*INFORMATION PROVIDED*.
Begin
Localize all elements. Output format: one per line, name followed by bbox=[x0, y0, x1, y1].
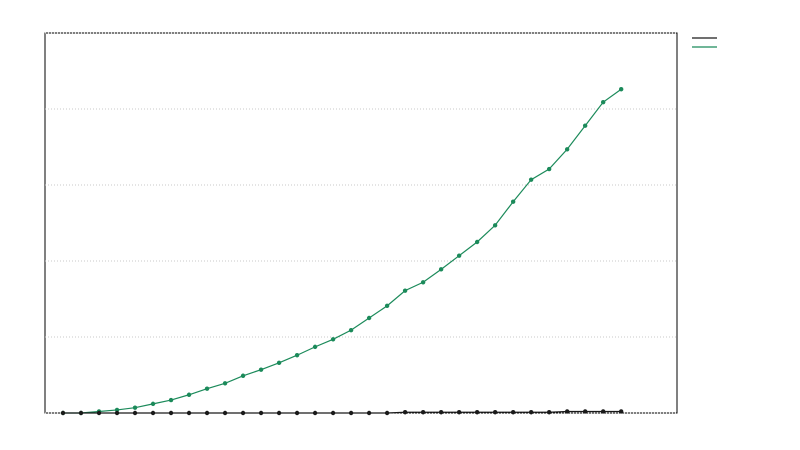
point bbox=[114, 410, 120, 416]
point bbox=[258, 367, 264, 372]
point bbox=[474, 410, 480, 415]
point bbox=[294, 353, 300, 358]
point bbox=[528, 410, 534, 415]
point bbox=[420, 410, 426, 415]
point bbox=[78, 410, 84, 416]
point bbox=[456, 410, 462, 415]
point bbox=[618, 409, 624, 414]
point bbox=[564, 409, 570, 414]
point bbox=[600, 99, 606, 105]
point bbox=[276, 360, 282, 366]
point bbox=[222, 410, 228, 416]
point bbox=[582, 409, 588, 414]
point bbox=[438, 410, 444, 415]
point bbox=[492, 410, 498, 415]
point bbox=[240, 410, 246, 416]
point bbox=[258, 410, 264, 416]
point bbox=[240, 373, 246, 378]
series-line bbox=[63, 88, 622, 414]
point bbox=[564, 147, 570, 152]
point bbox=[348, 410, 354, 416]
point bbox=[528, 177, 534, 182]
point bbox=[384, 410, 390, 416]
point bbox=[330, 337, 336, 342]
point bbox=[60, 410, 66, 416]
point bbox=[168, 397, 174, 403]
point bbox=[186, 392, 192, 397]
point bbox=[366, 410, 372, 416]
plot-frame bbox=[44, 32, 678, 414]
point bbox=[600, 409, 606, 414]
point bbox=[438, 267, 444, 272]
point bbox=[276, 410, 282, 416]
point bbox=[150, 410, 156, 416]
point bbox=[132, 405, 138, 410]
point bbox=[150, 401, 156, 407]
point bbox=[366, 315, 372, 321]
point bbox=[132, 410, 138, 416]
point bbox=[204, 386, 210, 391]
point bbox=[384, 303, 390, 309]
point bbox=[312, 344, 318, 350]
point bbox=[348, 327, 354, 333]
point bbox=[330, 410, 336, 416]
point bbox=[420, 280, 426, 285]
point bbox=[96, 410, 102, 416]
point bbox=[456, 253, 462, 258]
series-line bbox=[63, 410, 622, 414]
point bbox=[168, 410, 174, 416]
point bbox=[114, 407, 120, 413]
point bbox=[222, 381, 228, 386]
point bbox=[312, 410, 318, 416]
point bbox=[294, 410, 300, 416]
point bbox=[618, 87, 624, 92]
point bbox=[510, 199, 516, 204]
point bbox=[204, 410, 210, 416]
point bbox=[492, 223, 498, 228]
point bbox=[402, 410, 408, 415]
point bbox=[546, 166, 552, 172]
point bbox=[582, 123, 588, 128]
point bbox=[186, 410, 192, 416]
point bbox=[474, 239, 480, 245]
point bbox=[510, 410, 516, 415]
point bbox=[402, 288, 408, 293]
point bbox=[546, 410, 552, 415]
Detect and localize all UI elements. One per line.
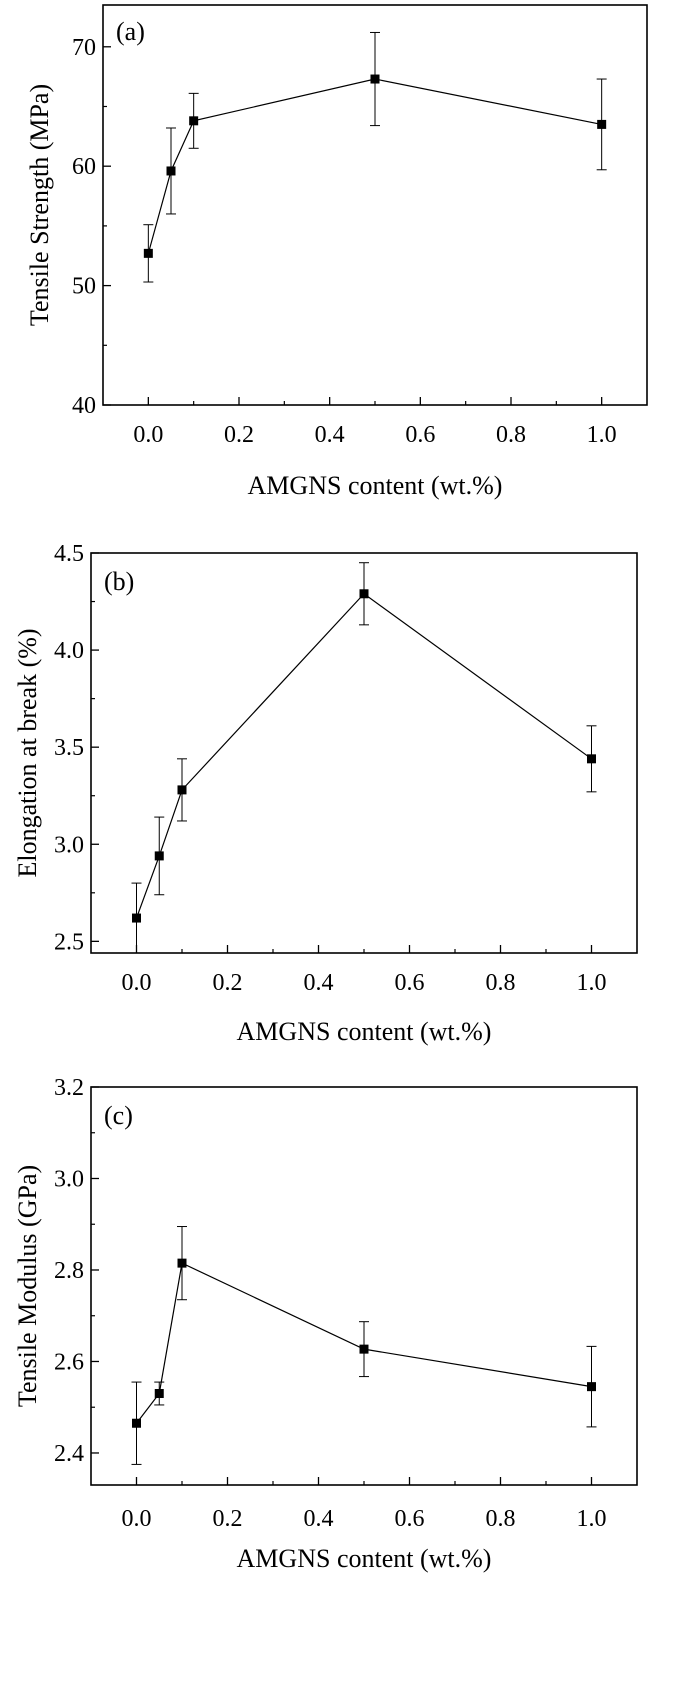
data-point [587, 1382, 596, 1392]
y-tick-label: 60 [72, 154, 96, 180]
chart-panel-a: 0.0 0.2 0.4 0.6 0.8 1.0 40 50 60 70 AMGNS content … [25, 4, 648, 500]
y-tick-label: 50 [72, 274, 96, 300]
x-tick-label: 0.4 [304, 970, 334, 996]
data-point [177, 785, 187, 795]
data-point [587, 754, 596, 764]
x-tick-label: 0.0 [122, 970, 152, 996]
y-tick-label: 2.6 [54, 1349, 84, 1375]
x-tick-label: 0.2 [213, 970, 243, 996]
y-tick-label: 2.8 [54, 1258, 84, 1284]
x-tick-label: 0.2 [213, 1506, 243, 1532]
data-point [189, 116, 199, 126]
y-tick-label: 3.2 [54, 1075, 84, 1101]
panel-label: (b) [104, 567, 134, 596]
x-tick-label: 0.6 [405, 422, 435, 448]
x-tick-label: 1.0 [587, 422, 617, 448]
x-tick-label: 0.4 [315, 422, 345, 448]
data-point [359, 589, 369, 599]
x-tick-label: 0.2 [224, 422, 254, 448]
data-point [143, 248, 153, 258]
x-tick-label: 0.0 [122, 1506, 152, 1532]
x-tick-label: 0.4 [304, 1506, 334, 1532]
x-tick-label: 1.0 [577, 970, 607, 996]
data-point [132, 1418, 141, 1428]
x-tick-label: 0.8 [486, 970, 516, 996]
y-tick-label: 40 [72, 393, 96, 419]
x-tick-label: 0.0 [133, 422, 163, 448]
x-axis-label: AMGNS content (wt.%) [237, 1544, 492, 1573]
data-point [154, 851, 164, 861]
data-point [132, 913, 141, 923]
x-axis-label: AMGNS content (wt.%) [248, 471, 503, 500]
x-tick-label: 0.8 [486, 1506, 516, 1532]
y-tick-label: 2.5 [54, 929, 84, 955]
y-tick-label: 4.5 [54, 541, 84, 567]
x-tick-label: 1.0 [577, 1506, 607, 1532]
data-point [177, 1258, 187, 1268]
panel-label: (c) [104, 1101, 133, 1130]
x-axis-label: AMGNS content (wt.%) [237, 1017, 492, 1046]
y-tick-label: 70 [72, 35, 96, 61]
data-point [597, 119, 607, 129]
series-line [135, 592, 592, 919]
y-tick-label: 4.0 [54, 638, 84, 664]
x-tick-label: 0.6 [395, 1506, 425, 1532]
plot-frame [90, 1086, 638, 1486]
data-point [359, 1344, 369, 1354]
x-tick-label: 0.8 [496, 422, 526, 448]
y-tick-label: 3.5 [54, 735, 84, 761]
y-axis-label: Tensile Modulus (GPa) [13, 1165, 42, 1407]
x-tick-label: 0.6 [395, 970, 425, 996]
y-axis-label: Tensile Strength (MPa) [25, 84, 54, 326]
y-tick-label: 3.0 [54, 1166, 84, 1192]
panel-label: (a) [116, 17, 145, 46]
data-point [370, 74, 380, 84]
y-axis-label: Elongation at break (%) [13, 628, 42, 877]
chart-panel-c: 0.0 0.2 0.4 0.6 0.8 1.0 2.4 2.6 2.8 3.0 3.2 AMGNS c… [13, 1075, 638, 1573]
y-tick-label: 2.4 [54, 1441, 84, 1467]
chart-panel-b: 0.0 0.2 0.4 0.6 0.8 1.0 2.5 3.0 3.5 4.0 4.5 AMGNS c… [13, 541, 638, 1046]
y-tick-label: 3.0 [54, 832, 84, 858]
data-point [166, 166, 176, 176]
data-point [154, 1389, 164, 1399]
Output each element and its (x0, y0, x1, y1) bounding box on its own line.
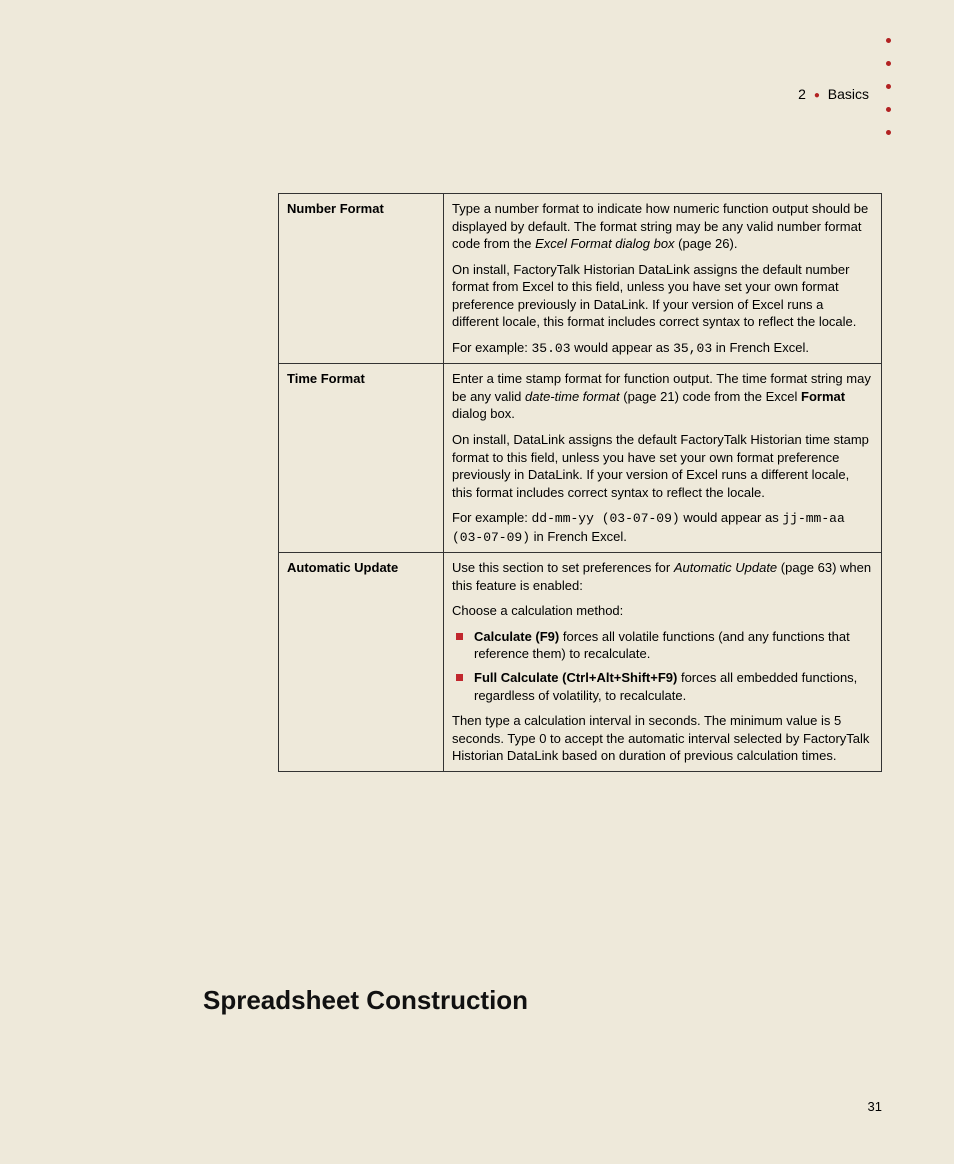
table-row: Number FormatType a number format to ind… (279, 194, 882, 364)
page-number: 31 (868, 1099, 882, 1114)
table-row: Time FormatEnter a time stamp format for… (279, 364, 882, 553)
chapter-name: Basics (828, 86, 869, 102)
table-body: Number FormatType a number format to ind… (279, 194, 882, 772)
section-heading: Spreadsheet Construction (203, 985, 528, 1016)
running-header: 2 ● Basics (798, 86, 869, 102)
bullet-icon: ● (814, 90, 820, 101)
setting-label: Number Format (279, 194, 444, 364)
decorative-dots (886, 38, 891, 135)
setting-description: Enter a time stamp format for function o… (444, 364, 882, 553)
table-row: Automatic UpdateUse this section to set … (279, 553, 882, 771)
setting-label: Automatic Update (279, 553, 444, 771)
chapter-number: 2 (798, 86, 806, 102)
setting-label: Time Format (279, 364, 444, 553)
settings-table: Number FormatType a number format to ind… (278, 193, 882, 772)
setting-description: Type a number format to indicate how num… (444, 194, 882, 364)
setting-description: Use this section to set preferences for … (444, 553, 882, 771)
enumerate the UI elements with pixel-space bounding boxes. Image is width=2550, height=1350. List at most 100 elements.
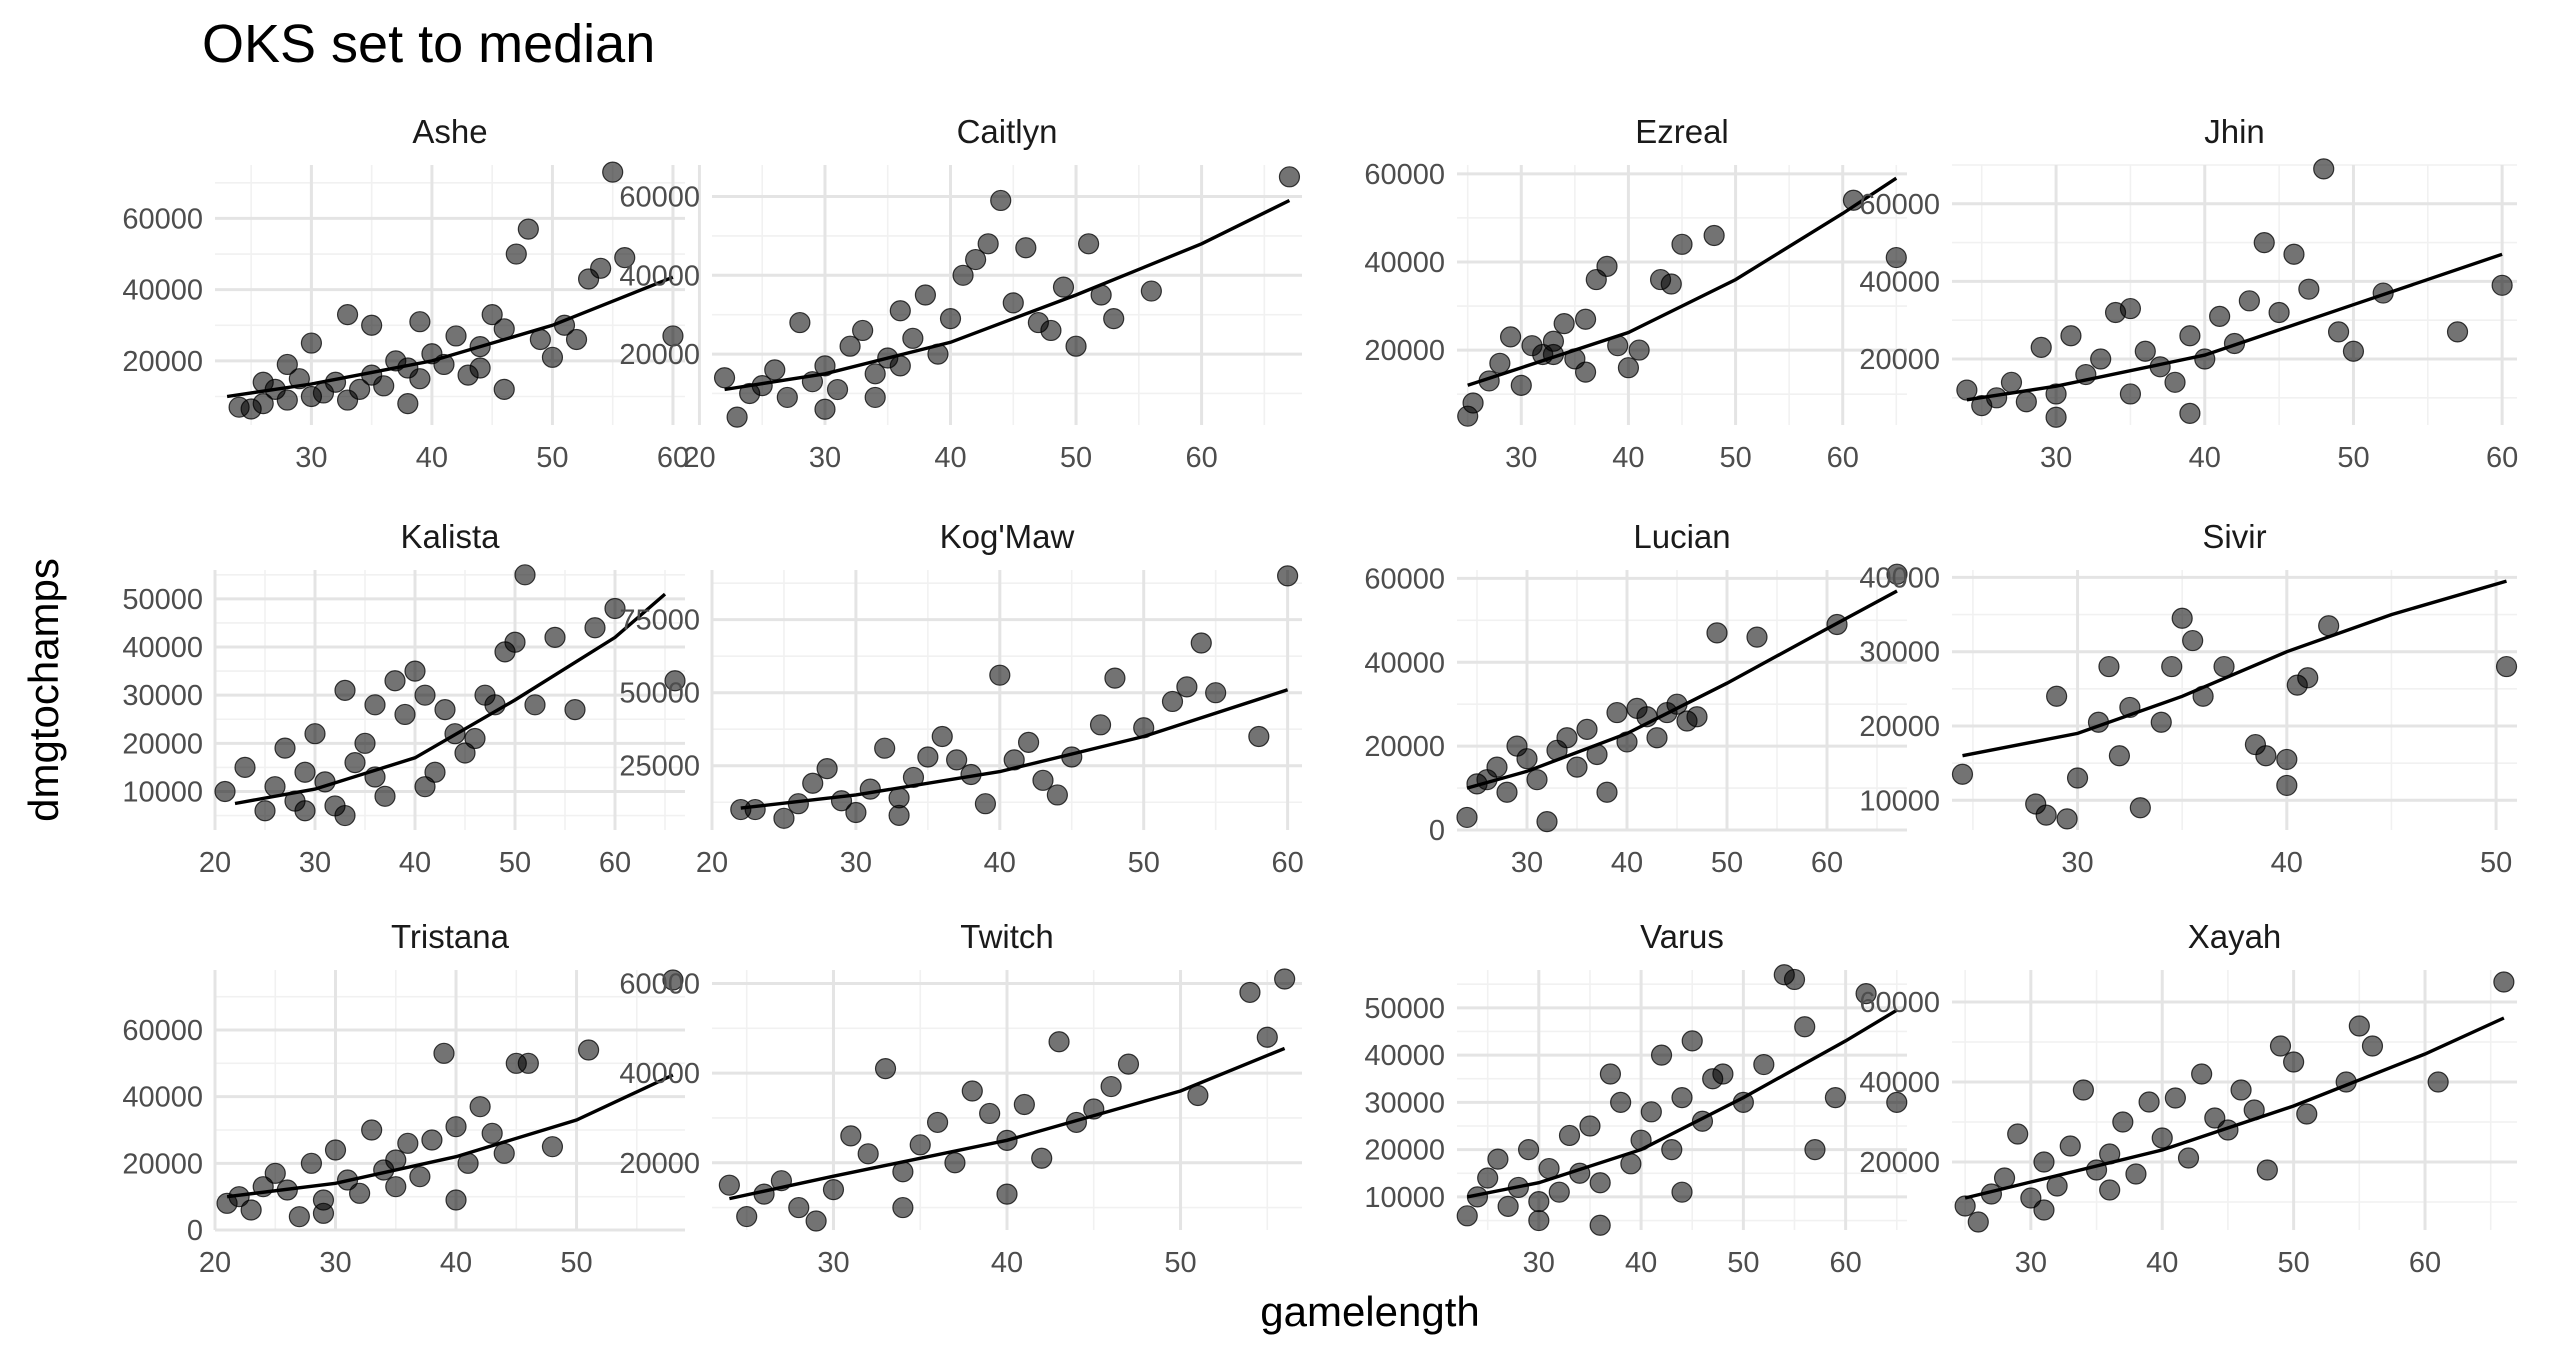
End
*AIM OF THE EXERCISE*. Print every line of the listing exactly as it appears, from the line containing "table-row: Number FormatType" down to the line containing "setting-label: Time Format", with both of those lines included.

*OUTPUT OF THE EXERCISE*.
table-row: Number FormatType a number format to ind… (279, 194, 882, 364)
page-number: 31 (868, 1099, 882, 1114)
table-row: Time FormatEnter a time stamp format for… (279, 364, 882, 553)
chapter-name: Basics (828, 86, 869, 102)
table-body: Number FormatType a number format to ind… (279, 194, 882, 772)
section-heading: Spreadsheet Construction (203, 985, 528, 1016)
running-header: 2 ● Basics (798, 86, 869, 102)
bullet-icon: ● (814, 90, 820, 101)
setting-label: Number Format (279, 194, 444, 364)
decorative-dots (886, 38, 891, 135)
setting-description: Enter a time stamp format for function o… (444, 364, 882, 553)
table-row: Automatic UpdateUse this section to set … (279, 553, 882, 771)
setting-label: Automatic Update (279, 553, 444, 771)
chapter-number: 2 (798, 86, 806, 102)
setting-label: Time Format (279, 364, 444, 553)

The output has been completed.